**Aim**. Copy out each line in the material below that has the word "ylabel".

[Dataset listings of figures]
————
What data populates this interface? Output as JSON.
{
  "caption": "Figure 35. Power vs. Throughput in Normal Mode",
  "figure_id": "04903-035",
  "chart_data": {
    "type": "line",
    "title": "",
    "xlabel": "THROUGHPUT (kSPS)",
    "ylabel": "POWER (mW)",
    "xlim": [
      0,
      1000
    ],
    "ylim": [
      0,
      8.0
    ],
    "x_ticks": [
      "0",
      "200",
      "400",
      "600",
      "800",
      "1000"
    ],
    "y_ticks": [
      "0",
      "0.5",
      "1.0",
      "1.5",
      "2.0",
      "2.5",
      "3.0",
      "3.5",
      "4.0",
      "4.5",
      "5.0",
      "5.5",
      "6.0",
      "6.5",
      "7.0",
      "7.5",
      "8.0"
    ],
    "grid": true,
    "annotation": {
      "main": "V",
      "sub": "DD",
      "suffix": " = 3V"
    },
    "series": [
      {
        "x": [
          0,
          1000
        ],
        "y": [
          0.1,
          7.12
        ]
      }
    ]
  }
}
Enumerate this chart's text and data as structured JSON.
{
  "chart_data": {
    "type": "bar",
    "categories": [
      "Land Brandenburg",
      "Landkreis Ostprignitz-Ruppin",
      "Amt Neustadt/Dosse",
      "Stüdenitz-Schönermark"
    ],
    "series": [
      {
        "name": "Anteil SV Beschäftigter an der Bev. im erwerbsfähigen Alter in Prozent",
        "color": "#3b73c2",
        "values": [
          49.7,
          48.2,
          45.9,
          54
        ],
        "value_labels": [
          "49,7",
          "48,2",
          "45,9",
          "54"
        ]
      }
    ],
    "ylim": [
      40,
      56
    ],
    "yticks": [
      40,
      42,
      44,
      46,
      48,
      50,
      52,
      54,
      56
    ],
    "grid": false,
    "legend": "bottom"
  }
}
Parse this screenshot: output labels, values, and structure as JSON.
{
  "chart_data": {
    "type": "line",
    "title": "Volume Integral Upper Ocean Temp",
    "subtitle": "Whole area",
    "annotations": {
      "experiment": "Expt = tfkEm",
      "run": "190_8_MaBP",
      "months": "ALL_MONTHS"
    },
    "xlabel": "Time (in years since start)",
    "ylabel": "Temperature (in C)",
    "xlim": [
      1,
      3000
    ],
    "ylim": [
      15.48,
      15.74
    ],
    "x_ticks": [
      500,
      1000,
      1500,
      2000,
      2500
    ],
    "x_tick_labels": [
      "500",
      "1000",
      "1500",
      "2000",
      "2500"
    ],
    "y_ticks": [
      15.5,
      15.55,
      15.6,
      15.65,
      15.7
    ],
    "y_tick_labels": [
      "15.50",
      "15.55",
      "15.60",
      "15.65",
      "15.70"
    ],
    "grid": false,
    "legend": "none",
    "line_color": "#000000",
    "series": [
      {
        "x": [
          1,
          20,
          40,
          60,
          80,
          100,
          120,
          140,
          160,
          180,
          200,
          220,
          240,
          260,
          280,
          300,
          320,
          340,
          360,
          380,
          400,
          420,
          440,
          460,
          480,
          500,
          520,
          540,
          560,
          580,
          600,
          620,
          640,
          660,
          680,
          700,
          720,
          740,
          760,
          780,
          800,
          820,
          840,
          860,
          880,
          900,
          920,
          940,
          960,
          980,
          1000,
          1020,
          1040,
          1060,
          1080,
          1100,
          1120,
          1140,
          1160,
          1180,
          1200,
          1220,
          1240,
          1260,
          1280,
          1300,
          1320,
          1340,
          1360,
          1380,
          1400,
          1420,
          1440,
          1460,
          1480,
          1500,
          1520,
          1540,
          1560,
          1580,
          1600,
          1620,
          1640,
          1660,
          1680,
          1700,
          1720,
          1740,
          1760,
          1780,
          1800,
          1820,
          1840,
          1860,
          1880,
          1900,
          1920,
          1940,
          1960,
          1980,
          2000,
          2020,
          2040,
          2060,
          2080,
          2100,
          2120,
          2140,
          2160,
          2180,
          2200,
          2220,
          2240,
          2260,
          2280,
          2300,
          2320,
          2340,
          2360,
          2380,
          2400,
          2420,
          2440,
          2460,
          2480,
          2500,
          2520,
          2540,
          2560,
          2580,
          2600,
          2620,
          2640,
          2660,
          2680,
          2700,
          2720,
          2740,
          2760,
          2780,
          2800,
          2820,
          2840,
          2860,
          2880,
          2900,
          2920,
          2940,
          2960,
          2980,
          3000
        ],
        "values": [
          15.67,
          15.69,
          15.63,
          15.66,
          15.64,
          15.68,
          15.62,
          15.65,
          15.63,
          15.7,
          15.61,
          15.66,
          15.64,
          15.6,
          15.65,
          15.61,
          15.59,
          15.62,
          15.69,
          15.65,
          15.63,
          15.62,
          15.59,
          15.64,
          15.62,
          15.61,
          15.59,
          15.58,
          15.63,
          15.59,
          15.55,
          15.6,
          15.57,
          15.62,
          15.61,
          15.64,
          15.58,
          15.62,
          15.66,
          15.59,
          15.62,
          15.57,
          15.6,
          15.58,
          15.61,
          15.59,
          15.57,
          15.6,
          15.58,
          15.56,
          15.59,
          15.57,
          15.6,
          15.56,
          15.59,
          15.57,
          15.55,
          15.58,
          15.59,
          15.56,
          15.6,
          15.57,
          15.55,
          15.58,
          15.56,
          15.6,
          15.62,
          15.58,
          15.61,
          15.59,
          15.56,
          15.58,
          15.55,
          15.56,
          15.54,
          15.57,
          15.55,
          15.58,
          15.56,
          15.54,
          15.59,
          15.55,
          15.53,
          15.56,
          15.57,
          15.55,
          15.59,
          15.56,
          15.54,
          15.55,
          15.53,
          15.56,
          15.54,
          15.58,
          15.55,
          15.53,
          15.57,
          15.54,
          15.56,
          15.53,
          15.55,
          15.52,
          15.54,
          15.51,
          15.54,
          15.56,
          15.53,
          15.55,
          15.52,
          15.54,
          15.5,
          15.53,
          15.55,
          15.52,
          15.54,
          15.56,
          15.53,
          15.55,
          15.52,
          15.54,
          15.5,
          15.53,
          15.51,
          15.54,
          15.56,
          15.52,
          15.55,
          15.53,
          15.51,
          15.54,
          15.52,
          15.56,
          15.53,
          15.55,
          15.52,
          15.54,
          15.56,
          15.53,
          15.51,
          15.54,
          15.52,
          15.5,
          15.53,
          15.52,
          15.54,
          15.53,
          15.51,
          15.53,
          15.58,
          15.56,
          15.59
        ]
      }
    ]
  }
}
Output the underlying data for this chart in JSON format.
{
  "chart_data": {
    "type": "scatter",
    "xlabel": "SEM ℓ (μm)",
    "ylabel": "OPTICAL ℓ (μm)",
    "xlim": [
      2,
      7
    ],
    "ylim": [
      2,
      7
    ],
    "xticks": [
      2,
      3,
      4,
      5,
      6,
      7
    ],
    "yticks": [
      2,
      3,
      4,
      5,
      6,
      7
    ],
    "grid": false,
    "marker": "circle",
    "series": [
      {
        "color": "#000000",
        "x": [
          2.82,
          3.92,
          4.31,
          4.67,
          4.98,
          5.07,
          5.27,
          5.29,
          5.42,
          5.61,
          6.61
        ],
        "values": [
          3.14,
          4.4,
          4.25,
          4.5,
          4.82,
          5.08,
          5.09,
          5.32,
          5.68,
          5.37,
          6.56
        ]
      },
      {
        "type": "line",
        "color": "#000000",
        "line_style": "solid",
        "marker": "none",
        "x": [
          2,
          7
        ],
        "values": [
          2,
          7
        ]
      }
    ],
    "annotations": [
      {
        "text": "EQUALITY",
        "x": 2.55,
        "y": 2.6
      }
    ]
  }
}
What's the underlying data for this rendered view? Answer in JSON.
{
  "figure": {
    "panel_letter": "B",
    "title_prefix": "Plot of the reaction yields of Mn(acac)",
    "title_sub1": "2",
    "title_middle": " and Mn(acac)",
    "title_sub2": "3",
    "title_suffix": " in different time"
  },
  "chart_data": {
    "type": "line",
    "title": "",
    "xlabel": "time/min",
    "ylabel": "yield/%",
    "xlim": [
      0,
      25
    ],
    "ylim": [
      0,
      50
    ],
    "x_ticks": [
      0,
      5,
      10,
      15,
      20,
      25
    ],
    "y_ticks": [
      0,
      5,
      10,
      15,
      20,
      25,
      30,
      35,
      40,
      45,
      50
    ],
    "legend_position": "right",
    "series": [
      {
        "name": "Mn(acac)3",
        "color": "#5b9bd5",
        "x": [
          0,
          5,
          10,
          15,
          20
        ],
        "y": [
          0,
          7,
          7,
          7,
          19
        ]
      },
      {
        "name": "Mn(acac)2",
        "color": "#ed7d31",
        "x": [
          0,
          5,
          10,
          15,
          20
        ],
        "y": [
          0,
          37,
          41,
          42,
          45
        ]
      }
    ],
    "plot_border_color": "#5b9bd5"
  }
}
————
**Problem solution**.
    "ylabel": "POWER (mW)",
    "ylabel": "Temperature (in C)",
    "ylabel": "OPTICAL ℓ (μm)",
    "ylabel": "yield/%",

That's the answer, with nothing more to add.